● TASK BRIEF: Copy each line exactly.
--- BEGIN GIVEN INFORMATION ---
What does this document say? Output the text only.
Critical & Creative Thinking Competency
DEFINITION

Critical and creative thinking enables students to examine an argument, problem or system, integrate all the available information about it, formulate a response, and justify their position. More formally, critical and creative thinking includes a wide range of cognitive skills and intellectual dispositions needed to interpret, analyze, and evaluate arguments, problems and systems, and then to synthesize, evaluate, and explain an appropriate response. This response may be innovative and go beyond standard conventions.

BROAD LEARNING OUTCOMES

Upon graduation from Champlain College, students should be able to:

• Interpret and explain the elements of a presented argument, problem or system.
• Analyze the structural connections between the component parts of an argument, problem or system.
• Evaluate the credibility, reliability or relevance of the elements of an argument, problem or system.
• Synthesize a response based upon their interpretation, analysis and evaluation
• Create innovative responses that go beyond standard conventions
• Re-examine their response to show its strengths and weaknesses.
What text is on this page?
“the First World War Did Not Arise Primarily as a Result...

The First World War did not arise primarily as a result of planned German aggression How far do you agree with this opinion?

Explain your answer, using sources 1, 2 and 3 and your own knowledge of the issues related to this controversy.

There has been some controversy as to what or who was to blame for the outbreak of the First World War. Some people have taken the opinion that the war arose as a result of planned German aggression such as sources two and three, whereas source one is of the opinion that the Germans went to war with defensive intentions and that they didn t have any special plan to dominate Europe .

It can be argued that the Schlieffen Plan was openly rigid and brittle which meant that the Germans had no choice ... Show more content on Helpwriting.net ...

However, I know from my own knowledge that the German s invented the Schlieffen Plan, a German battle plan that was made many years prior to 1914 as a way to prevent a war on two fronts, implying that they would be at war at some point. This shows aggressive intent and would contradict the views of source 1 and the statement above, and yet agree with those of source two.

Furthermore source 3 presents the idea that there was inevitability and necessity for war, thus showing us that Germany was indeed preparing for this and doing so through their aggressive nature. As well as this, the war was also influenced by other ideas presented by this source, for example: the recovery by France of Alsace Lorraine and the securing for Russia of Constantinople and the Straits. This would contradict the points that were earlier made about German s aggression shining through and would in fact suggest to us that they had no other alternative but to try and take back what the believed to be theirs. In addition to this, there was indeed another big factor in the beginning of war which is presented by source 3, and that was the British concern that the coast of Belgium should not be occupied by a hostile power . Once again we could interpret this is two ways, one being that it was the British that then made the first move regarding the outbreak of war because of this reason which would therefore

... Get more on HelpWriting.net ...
--- END GIVEN INFORMATION ---
● RESPONSE:
What does this document say? Output the text only.
Critical & Creative Thinking Competency
DEFINITION

Critical and creative thinking enables students to examine an argument, problem or system, integrate all the available information about it, formulate a response, and justify their position. More formally, critical and creative thinking includes a wide range of cognitive skills and intellectual dispositions needed to interpret, analyze, and evaluate arguments, problems and systems, and then to synthesize, evaluate, and explain an appropriate response. This response may be innovative and go beyond standard conventions.

BROAD LEARNING OUTCOMES

Upon graduation from Champlain College, students should be able to:

• Interpret and explain the elements of a presented argument, problem or system.
• Analyze the structural connections between the component parts of an argument, problem or system.
• Evaluate the credibility, reliability or relevance of the elements of an argument, problem or system.
• Synthesize a response based upon their interpretation, analysis and evaluation
• Create innovative responses that go beyond standard conventions
• Re-examine their response to show its strengths and weaknesses.
What text is on this page?
“the First World War Did Not Arise Primarily as a Result...

The First World War did not arise primarily as a result of planned German aggression How far do you agree with this opinion?

Explain your answer, using sources 1, 2 and 3 and your own knowledge of the issues related to this controversy.

There has been some controversy as to what or who was to blame for the outbreak of the First World War. Some people have taken the opinion that the war arose as a result of planned German aggression such as sources two and three, whereas source one is of the opinion that the Germans went to war with defensive intentions and that they didn t have any special plan to dominate Europe .

It can be argued that the Schlieffen Plan was openly rigid and brittle which meant that the Germans had no choice ... Show more content on Helpwriting.net ...

However, I know from my own knowledge that the German s invented the Schlieffen Plan, a German battle plan that was made many years prior to 1914 as a way to prevent a war on two fronts, implying that they would be at war at some point. This shows aggressive intent and would contradict the views of source 1 and the statement above, and yet agree with those of source two.

Furthermore source 3 presents the idea that there was inevitability and necessity for war, thus showing us that Germany was indeed preparing for this and doing so through their aggressive nature. As well as this, the war was also influenced by other ideas presented by this source, for example: the recovery by France of Alsace Lorraine and the securing for Russia of Constantinople and the Straits. This would contradict the points that were earlier made about German s aggression shining through and would in fact suggest to us that they had no other alternative but to try and take back what the believed to be theirs. In addition to this, there was indeed another big factor in the beginning of war which is presented by source 3, and that was the British concern that the coast of Belgium should not be occupied by a hostile power . Once again we could interpret this is two ways, one being that it was the British that then made the first move regarding the outbreak of war because of this reason which would therefore

... Get more on HelpWriting.net ...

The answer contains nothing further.